[Saved entries]
★ ★ ★ ★
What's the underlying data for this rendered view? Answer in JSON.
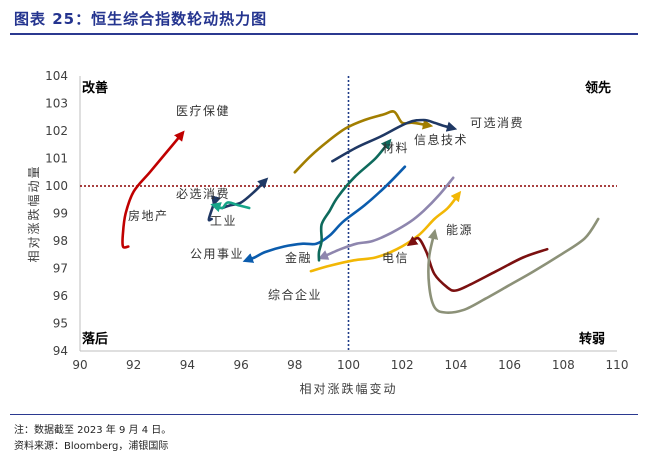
{
  "figure": {
    "title": "图表 25：恒生综合指数轮动热力图"
  },
  "footer": {
    "note": "注：数据截至 2023 年 9 月 4 日。",
    "source": "资料来源：Bloomberg，浦银国际"
  },
  "chart_data": {
    "type": "line",
    "xlabel": "相对涨跌幅变动",
    "ylabel": "相对涨跌幅动量",
    "xlim": [
      90,
      110
    ],
    "ylim": [
      94,
      104
    ],
    "xticks": [
      "90",
      "92",
      "94",
      "96",
      "98",
      "100",
      "102",
      "104",
      "106",
      "108",
      "110"
    ],
    "yticks": [
      "94",
      "95",
      "96",
      "97",
      "98",
      "99",
      "100",
      "101",
      "102",
      "103",
      "104"
    ],
    "reference_lines": {
      "x": 100,
      "y": 100
    },
    "grid": false,
    "quadrant_labels": {
      "top_left": "改善",
      "top_right": "领先",
      "bottom_left": "落后",
      "bottom_right": "转弱"
    },
    "series": [
      {
        "name": "医疗保健",
        "color": "#c00000",
        "x": [
          91.8,
          91.6,
          91.6,
          91.7,
          92.0,
          92.6,
          93.2,
          93.8
        ],
        "y": [
          97.8,
          97.8,
          98.3,
          99.0,
          99.8,
          100.5,
          101.2,
          101.9
        ]
      },
      {
        "name": "房地产",
        "color": "#203864",
        "x": [
          94.9,
          94.8,
          95.0,
          95.0
        ],
        "y": [
          98.8,
          98.8,
          99.4,
          99.4
        ]
      },
      {
        "name": "必选消费",
        "color": "#1f3864",
        "x": [
          95.3,
          95.6,
          96.0,
          96.5,
          96.9
        ],
        "y": [
          99.2,
          99.3,
          99.4,
          99.8,
          100.2
        ]
      },
      {
        "name": "工业",
        "color": "#17a589",
        "x": [
          96.3,
          95.9,
          95.5,
          95.3,
          95.0
        ],
        "y": [
          99.2,
          99.3,
          99.4,
          99.2,
          99.3
        ]
      },
      {
        "name": "公用事业",
        "color": "#0b5cad",
        "x": [
          102.1,
          101.4,
          100.6,
          99.8,
          99.3,
          98.8,
          98.3,
          97.6,
          96.9,
          96.5,
          96.2
        ],
        "y": [
          100.7,
          100.0,
          99.3,
          98.7,
          98.2,
          97.9,
          97.9,
          97.8,
          97.6,
          97.4,
          97.3
        ]
      },
      {
        "name": "综合企业",
        "color": "#f2b705",
        "x": [
          98.6,
          99.3,
          100.2,
          101.0,
          101.8,
          102.6,
          103.2,
          103.7,
          104.1
        ],
        "y": [
          96.9,
          97.1,
          97.3,
          97.4,
          97.7,
          98.2,
          98.8,
          99.2,
          99.7
        ]
      },
      {
        "name": "金融",
        "color": "#8e86ae",
        "x": [
          103.9,
          103.4,
          102.8,
          102.3,
          101.6,
          100.9,
          100.3,
          99.7,
          99.0
        ],
        "y": [
          100.3,
          99.7,
          99.1,
          98.7,
          98.3,
          98.0,
          97.9,
          97.7,
          97.4
        ]
      },
      {
        "name": "材料",
        "color": "#0e6a5c",
        "x": [
          98.9,
          98.9,
          99.0,
          99.0,
          99.3,
          99.6,
          100.2,
          101.0,
          101.5
        ],
        "y": [
          97.3,
          97.6,
          98.0,
          98.6,
          99.1,
          99.6,
          100.3,
          101.0,
          101.6
        ]
      },
      {
        "name": "可选消费",
        "color": "#a27e00",
        "x": [
          98.0,
          98.6,
          99.2,
          99.9,
          100.6,
          101.3,
          101.7,
          102.0,
          102.4,
          103.0
        ],
        "y": [
          100.5,
          101.1,
          101.6,
          102.1,
          102.4,
          102.6,
          102.7,
          102.3,
          102.3,
          102.2
        ]
      },
      {
        "name": "信息技术",
        "color": "#1f3864",
        "x": [
          99.4,
          100.3,
          101.2,
          102.2,
          102.8,
          103.2,
          103.5,
          103.9
        ],
        "y": [
          100.9,
          101.4,
          101.8,
          102.3,
          102.4,
          102.3,
          102.2,
          102.1
        ]
      },
      {
        "name": "电信",
        "color": "#7b1010",
        "x": [
          107.4,
          106.5,
          105.5,
          104.5,
          104.0,
          103.7,
          103.2,
          102.9,
          102.6,
          102.3
        ],
        "y": [
          97.7,
          97.4,
          96.9,
          96.4,
          96.2,
          96.3,
          96.8,
          97.6,
          98.1,
          97.9
        ]
      },
      {
        "name": "能源",
        "color": "#8c9178",
        "x": [
          109.3,
          108.8,
          107.9,
          106.9,
          106.0,
          105.1,
          104.3,
          103.6,
          103.2,
          103.0,
          103.0,
          103.2
        ],
        "y": [
          98.8,
          98.1,
          97.5,
          96.9,
          96.4,
          95.9,
          95.5,
          95.4,
          95.6,
          96.4,
          97.4,
          98.3
        ]
      }
    ],
    "series_labels": [
      "医疗保健",
      "必选消费",
      "房地产",
      "工业",
      "公用事业",
      "金融",
      "综合企业",
      "材料",
      "信息技术",
      "可选消费",
      "电信",
      "能源"
    ]
  }
}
★ ★ ★ ★
Problem description:
Find the word "name" in the material, then list each line that holds it.

Result:
        "name": "医疗保健",
        "name": "房地产",
        "name": "必选消费",
        "name": "工业",
        "name": "公用事业",
        "name": "综合企业",
        "name": "金融",
        "name": "材料",
        "name": "可选消费",
        "name": "信息技术",
        "name": "电信",
        "name": "能源",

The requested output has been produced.